── Data to use ──

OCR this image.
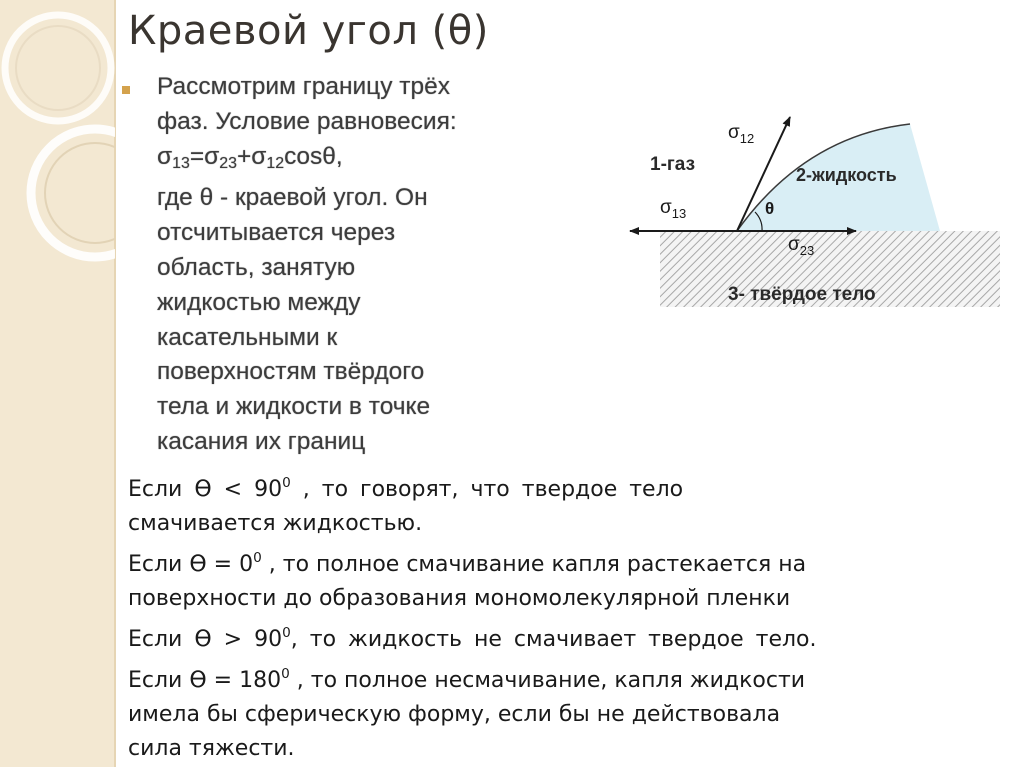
Краевой угол (θ)
Рассмотрим границу трёх
фаз. Условие равновесия:
$\sigma_{13}=\sigma_{23}+\sigma_{12}\cos\theta$,
где θ - краевой угол. Он
отсчитывается через
область, занятую
жидкостью между
касательными к
поверхностям твёрдого
тела и жидкости в точке
касания их границ
$\sigma_{12}$
1-газ	2-жидкость
$\sigma_{13}$	θ
$\sigma_{23}$
3- твёрдое тело
Если $ϴ < 90^0$ , то говорят, что твердое тело
смачивается жидкостью.
Если $ϴ = 0^0$ , то полное смачивание капля растекается на
поверхности до образования мономолекулярной пленки
Если $ϴ > 90^0$, то жидкость не смачивает твердое тело.
Если $ϴ = 180^0$ , то полное несмачивание, капля жидкости
имела бы сферическую форму, если бы не действовала
сила тяжести.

───

**Direction**
Lines of the material that contain the word "твердое" are to be gathered.

**Response below**
Если $ϴ < 90^0$ , то говорят, что твердое тело
Если $ϴ > 90^0$, то жидкость не смачивает твердое тело.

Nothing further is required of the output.